* BEGIN Data listing *

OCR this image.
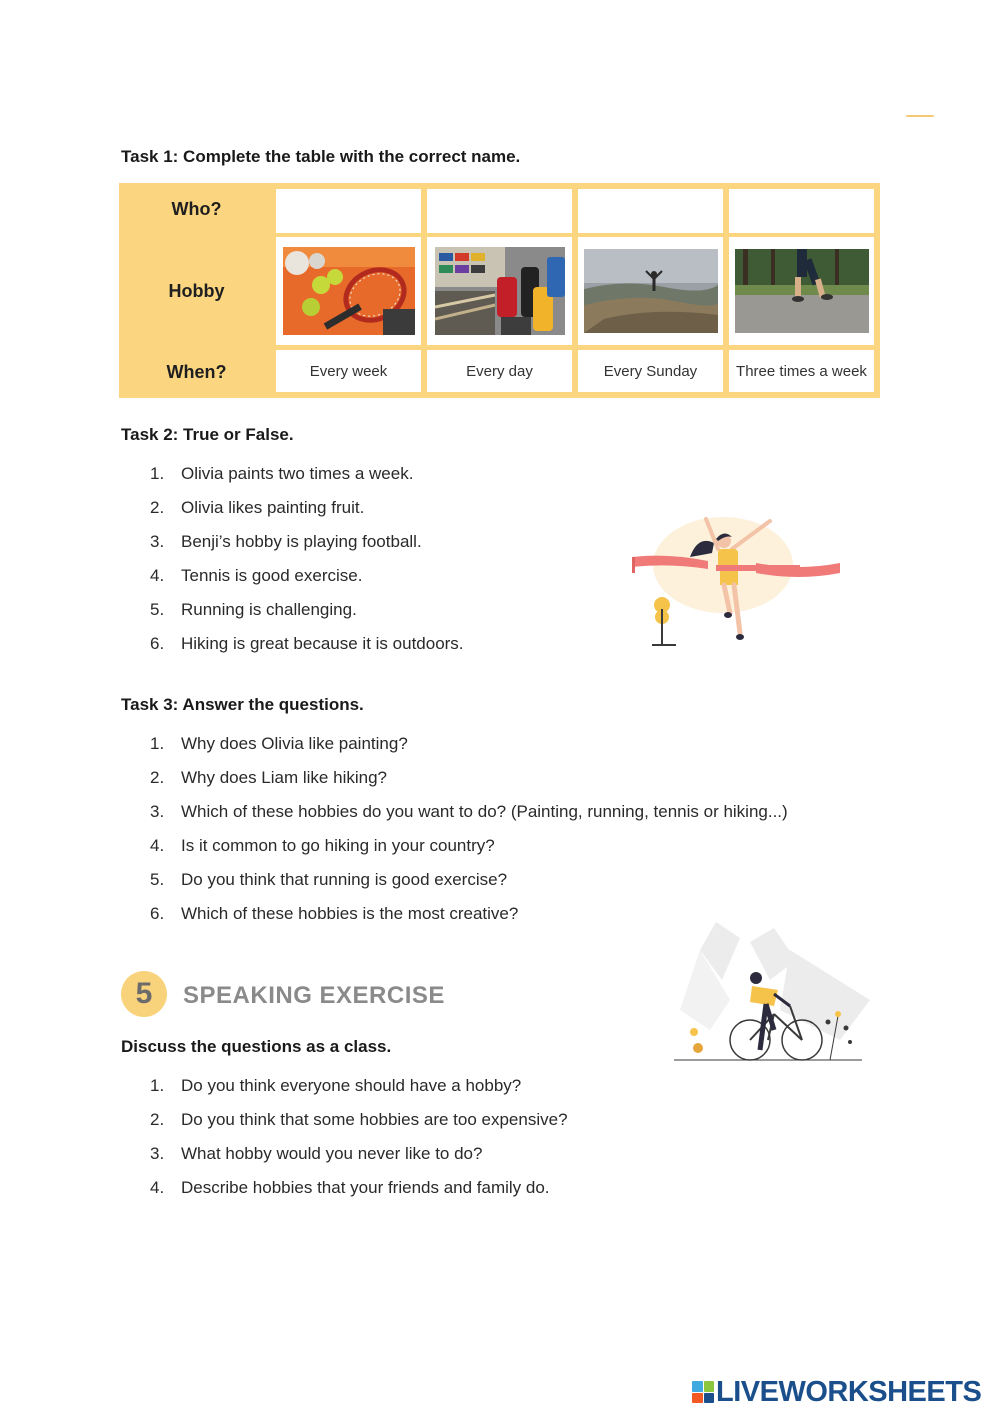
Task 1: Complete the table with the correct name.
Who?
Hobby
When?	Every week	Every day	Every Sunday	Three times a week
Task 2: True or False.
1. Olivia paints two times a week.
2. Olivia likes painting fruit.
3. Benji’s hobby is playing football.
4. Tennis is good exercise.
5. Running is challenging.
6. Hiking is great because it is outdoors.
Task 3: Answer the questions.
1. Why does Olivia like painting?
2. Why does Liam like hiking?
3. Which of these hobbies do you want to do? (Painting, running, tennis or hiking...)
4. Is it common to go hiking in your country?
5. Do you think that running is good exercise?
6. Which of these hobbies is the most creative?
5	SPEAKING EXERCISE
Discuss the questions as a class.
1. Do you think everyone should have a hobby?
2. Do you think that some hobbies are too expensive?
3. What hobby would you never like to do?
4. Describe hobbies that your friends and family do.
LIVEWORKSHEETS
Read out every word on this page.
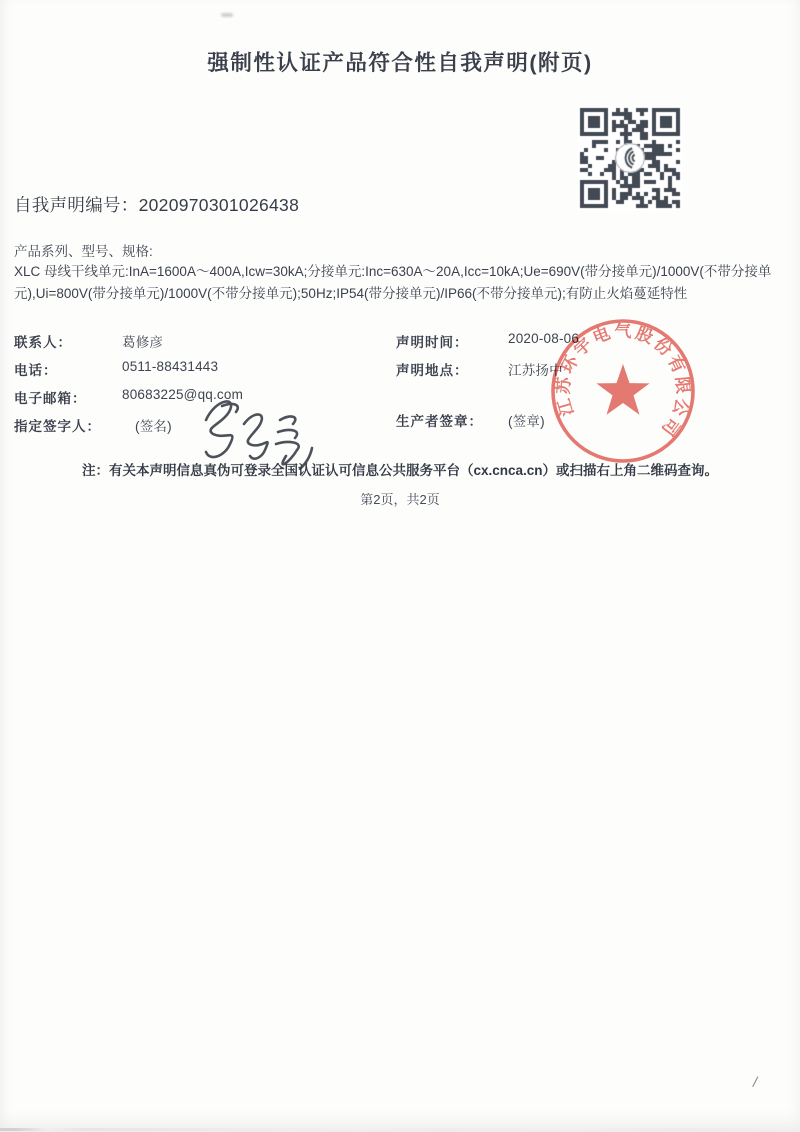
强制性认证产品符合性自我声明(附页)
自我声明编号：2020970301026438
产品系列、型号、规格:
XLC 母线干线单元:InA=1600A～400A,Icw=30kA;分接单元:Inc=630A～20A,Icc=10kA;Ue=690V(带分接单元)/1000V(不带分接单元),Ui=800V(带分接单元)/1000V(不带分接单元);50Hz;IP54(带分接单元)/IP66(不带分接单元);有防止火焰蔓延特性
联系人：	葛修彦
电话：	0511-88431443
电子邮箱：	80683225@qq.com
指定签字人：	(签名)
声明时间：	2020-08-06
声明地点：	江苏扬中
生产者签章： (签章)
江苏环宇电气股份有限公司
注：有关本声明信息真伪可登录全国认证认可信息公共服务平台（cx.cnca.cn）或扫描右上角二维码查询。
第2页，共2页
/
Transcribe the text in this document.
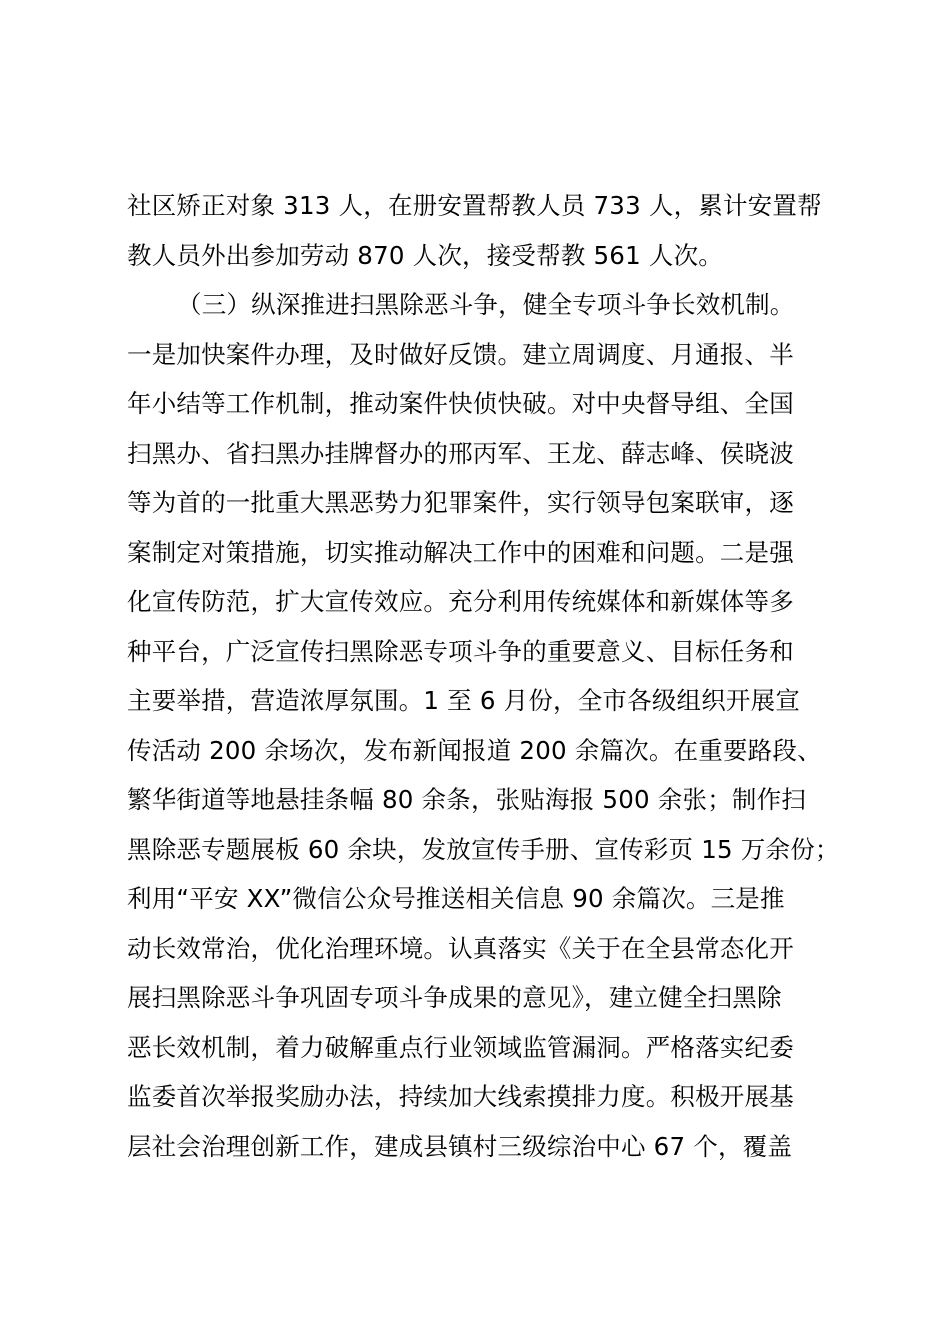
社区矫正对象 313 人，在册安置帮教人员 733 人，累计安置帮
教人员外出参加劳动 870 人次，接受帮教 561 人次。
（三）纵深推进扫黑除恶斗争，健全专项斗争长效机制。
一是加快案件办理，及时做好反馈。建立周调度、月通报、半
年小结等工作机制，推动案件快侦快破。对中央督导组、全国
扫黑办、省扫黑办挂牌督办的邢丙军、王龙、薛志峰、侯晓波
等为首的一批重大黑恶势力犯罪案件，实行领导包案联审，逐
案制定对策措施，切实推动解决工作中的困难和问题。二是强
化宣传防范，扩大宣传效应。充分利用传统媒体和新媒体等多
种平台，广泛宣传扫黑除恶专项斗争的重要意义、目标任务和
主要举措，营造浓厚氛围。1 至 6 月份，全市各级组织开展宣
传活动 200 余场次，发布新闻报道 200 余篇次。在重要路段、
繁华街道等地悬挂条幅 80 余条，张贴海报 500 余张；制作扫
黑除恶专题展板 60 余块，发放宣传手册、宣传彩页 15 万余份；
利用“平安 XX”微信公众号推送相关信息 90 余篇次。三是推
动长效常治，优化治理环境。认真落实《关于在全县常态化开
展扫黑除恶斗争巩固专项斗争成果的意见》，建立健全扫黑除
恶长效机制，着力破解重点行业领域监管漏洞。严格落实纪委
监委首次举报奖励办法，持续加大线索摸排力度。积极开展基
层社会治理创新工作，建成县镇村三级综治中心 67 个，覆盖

* END Data listing *
* BEGIN Data listing *

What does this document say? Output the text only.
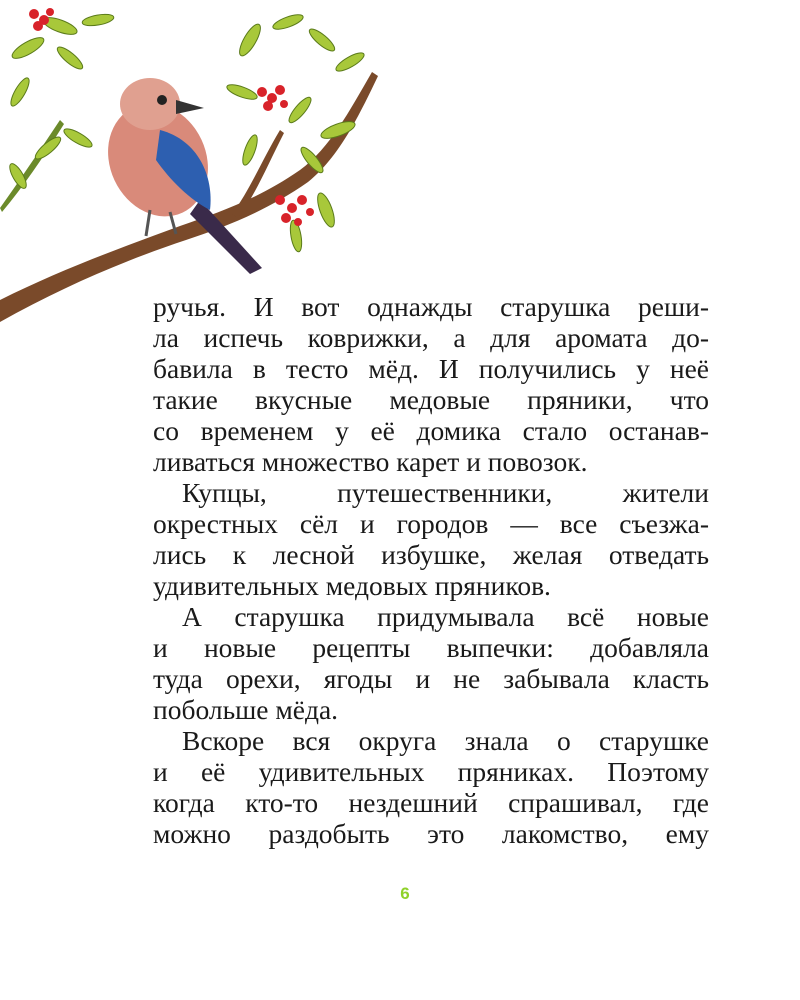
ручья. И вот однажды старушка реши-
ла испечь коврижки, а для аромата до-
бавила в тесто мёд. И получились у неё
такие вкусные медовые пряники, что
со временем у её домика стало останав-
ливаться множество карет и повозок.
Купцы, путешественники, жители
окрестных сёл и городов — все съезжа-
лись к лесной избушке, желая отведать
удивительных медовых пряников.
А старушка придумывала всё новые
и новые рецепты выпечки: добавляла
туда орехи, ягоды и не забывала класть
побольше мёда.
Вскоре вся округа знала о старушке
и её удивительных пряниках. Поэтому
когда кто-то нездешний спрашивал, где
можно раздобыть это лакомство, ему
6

* END Data listing *

Set exercise: Go over the data above and copy every line that has the word "does" in it.

Full output:
1. Why does Olivia like painting?
2. Why does Liam like hiking?
What does this document say? Output the text only.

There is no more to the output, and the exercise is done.